** begin **
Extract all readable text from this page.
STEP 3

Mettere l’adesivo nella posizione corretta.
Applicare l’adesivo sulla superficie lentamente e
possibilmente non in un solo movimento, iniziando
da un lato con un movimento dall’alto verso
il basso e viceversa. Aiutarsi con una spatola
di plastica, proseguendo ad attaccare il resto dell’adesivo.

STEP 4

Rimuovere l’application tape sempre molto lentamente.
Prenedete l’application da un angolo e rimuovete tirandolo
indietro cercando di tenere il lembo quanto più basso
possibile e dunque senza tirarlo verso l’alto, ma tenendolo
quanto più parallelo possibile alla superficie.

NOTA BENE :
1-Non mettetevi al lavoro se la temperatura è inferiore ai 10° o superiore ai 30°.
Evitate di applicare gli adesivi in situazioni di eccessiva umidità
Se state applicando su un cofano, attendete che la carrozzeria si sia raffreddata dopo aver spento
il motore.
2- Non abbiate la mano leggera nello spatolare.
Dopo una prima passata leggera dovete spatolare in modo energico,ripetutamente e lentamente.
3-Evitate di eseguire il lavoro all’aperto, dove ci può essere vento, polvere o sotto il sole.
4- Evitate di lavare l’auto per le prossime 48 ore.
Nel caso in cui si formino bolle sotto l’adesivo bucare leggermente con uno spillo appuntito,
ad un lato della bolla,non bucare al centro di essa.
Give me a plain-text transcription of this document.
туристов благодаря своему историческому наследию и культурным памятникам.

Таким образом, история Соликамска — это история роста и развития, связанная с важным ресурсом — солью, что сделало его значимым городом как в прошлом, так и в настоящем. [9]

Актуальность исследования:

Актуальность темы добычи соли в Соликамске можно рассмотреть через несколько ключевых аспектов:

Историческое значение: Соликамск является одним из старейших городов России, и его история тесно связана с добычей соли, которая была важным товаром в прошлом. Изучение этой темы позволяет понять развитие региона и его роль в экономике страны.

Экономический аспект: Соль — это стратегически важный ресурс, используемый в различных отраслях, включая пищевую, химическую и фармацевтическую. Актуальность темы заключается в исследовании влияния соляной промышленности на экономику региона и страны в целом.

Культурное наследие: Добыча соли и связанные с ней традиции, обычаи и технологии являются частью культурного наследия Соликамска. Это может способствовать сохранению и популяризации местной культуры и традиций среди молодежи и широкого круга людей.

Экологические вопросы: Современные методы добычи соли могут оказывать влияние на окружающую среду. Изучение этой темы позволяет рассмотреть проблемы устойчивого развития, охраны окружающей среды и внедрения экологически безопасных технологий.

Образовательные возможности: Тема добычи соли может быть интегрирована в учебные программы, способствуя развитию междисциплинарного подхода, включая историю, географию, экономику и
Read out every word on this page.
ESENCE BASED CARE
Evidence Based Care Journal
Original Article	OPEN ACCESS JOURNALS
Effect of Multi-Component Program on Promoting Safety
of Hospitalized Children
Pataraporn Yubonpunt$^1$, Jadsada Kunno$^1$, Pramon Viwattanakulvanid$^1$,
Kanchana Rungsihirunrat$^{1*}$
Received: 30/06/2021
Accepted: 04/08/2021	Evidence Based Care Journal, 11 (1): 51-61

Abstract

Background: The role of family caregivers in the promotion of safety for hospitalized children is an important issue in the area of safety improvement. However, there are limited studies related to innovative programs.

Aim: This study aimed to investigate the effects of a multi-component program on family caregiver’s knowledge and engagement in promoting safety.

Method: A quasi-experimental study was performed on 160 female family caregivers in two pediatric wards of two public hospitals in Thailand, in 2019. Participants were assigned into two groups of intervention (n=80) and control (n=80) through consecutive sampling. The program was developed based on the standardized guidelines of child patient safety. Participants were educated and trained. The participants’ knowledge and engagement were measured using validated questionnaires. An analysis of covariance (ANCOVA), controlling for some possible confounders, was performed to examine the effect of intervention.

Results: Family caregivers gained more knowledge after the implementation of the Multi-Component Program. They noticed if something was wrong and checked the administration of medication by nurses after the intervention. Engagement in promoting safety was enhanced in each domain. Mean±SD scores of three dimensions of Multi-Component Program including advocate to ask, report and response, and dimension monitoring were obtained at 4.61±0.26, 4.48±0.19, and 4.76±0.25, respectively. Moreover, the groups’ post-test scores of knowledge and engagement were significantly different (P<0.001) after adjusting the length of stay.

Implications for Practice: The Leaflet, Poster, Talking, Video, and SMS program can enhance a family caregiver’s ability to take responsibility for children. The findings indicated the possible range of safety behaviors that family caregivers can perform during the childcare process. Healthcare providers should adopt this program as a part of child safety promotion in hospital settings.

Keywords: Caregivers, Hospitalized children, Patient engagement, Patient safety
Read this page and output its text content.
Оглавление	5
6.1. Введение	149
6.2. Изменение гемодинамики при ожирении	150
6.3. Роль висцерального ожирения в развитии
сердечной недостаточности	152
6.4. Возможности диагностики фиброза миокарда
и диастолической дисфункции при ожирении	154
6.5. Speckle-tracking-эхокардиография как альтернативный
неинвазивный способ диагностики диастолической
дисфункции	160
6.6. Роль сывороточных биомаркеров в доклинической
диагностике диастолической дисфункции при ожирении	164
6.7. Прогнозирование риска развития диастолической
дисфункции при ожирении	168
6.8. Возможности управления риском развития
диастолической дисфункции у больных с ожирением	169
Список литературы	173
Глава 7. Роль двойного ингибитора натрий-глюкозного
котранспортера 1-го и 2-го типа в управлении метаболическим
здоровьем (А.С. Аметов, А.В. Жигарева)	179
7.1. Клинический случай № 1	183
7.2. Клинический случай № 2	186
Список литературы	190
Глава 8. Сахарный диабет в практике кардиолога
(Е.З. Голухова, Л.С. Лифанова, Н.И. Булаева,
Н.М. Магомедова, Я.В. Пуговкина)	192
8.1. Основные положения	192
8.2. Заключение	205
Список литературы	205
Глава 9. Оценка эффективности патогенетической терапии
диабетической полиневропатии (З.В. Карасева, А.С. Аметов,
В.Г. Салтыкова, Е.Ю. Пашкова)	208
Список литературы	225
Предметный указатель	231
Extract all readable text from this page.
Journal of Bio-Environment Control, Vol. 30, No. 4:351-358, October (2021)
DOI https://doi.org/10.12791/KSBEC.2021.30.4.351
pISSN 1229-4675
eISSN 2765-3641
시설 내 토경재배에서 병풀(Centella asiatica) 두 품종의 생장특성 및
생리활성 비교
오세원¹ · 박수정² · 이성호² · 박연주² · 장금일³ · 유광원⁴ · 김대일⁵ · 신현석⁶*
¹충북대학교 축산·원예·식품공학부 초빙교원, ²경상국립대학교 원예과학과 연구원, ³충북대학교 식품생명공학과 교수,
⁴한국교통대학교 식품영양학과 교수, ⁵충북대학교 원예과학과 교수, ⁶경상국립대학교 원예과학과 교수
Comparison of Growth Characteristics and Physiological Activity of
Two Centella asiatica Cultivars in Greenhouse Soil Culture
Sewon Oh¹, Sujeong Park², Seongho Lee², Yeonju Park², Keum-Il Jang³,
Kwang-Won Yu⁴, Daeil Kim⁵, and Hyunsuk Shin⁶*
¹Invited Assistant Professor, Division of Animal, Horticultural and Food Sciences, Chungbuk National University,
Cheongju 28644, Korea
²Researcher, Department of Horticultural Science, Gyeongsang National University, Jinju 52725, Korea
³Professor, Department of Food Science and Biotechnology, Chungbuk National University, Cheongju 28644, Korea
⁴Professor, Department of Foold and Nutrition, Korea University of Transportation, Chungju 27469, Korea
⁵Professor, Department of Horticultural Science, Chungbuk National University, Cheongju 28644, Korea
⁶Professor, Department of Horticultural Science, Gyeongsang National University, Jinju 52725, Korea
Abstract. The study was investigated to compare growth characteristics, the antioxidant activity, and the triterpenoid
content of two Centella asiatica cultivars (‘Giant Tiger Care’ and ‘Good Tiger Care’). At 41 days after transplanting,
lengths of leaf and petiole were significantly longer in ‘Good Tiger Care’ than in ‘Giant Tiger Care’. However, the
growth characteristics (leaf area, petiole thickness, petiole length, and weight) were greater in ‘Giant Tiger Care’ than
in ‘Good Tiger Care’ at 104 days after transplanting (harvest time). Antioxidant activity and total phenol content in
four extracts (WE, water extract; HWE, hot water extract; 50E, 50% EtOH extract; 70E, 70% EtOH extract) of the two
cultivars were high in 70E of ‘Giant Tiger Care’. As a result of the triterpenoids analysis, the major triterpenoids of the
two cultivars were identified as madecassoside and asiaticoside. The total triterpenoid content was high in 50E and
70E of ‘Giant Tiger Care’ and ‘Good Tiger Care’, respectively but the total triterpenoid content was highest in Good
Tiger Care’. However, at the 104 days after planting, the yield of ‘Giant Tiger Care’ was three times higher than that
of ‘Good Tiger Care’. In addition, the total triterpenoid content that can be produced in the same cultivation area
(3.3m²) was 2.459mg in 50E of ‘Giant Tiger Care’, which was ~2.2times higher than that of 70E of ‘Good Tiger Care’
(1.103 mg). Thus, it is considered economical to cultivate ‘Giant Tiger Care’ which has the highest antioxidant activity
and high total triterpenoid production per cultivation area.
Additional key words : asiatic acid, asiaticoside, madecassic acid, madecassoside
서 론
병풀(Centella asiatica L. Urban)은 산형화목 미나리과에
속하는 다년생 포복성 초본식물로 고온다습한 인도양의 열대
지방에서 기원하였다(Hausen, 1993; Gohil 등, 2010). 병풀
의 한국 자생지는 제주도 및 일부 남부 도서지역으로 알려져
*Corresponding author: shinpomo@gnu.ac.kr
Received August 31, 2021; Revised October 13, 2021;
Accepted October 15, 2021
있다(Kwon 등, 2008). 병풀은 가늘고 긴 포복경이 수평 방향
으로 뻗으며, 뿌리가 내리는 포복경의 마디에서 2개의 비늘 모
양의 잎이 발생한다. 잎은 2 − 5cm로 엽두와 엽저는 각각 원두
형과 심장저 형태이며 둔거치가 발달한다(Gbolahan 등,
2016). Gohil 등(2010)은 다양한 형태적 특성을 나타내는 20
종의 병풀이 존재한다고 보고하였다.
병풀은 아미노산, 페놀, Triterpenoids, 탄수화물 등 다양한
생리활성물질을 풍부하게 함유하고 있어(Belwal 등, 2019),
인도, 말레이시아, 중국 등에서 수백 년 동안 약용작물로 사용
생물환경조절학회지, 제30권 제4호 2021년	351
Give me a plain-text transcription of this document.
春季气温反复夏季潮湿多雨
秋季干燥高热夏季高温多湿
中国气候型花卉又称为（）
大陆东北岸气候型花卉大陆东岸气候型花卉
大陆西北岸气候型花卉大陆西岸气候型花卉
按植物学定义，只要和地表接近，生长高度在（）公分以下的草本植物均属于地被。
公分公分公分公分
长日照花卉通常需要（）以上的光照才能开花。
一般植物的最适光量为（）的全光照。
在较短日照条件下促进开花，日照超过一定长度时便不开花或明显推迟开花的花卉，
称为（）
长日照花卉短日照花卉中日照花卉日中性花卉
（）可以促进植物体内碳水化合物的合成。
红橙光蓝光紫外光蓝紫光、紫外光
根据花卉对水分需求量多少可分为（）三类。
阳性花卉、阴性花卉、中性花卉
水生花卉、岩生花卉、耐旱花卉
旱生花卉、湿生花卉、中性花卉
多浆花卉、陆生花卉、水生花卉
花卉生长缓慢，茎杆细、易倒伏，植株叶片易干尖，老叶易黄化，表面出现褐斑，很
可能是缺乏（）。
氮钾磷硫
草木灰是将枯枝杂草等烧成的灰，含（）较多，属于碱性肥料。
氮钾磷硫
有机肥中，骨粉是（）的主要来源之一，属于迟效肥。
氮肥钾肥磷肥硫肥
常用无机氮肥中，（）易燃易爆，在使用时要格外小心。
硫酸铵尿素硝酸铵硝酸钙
** end **
Extract all lines containing the word "than".

lengths of leaf and petiole were significantly longer in ‘Good Tiger Care’ than in ‘Giant Tiger Care’. However, the
growth characteristics (leaf area, petiole thickness, petiole length, and weight) were greater in ‘Giant Tiger Care’ than
Tiger Care’. However, at the 104 days after planting, the yield of ‘Giant Tiger Care’ was three times higher than that
(3.3m²) was 2.459mg in 50E of ‘Giant Tiger Care’, which was ~2.2times higher than that of 70E of ‘Good Tiger Care’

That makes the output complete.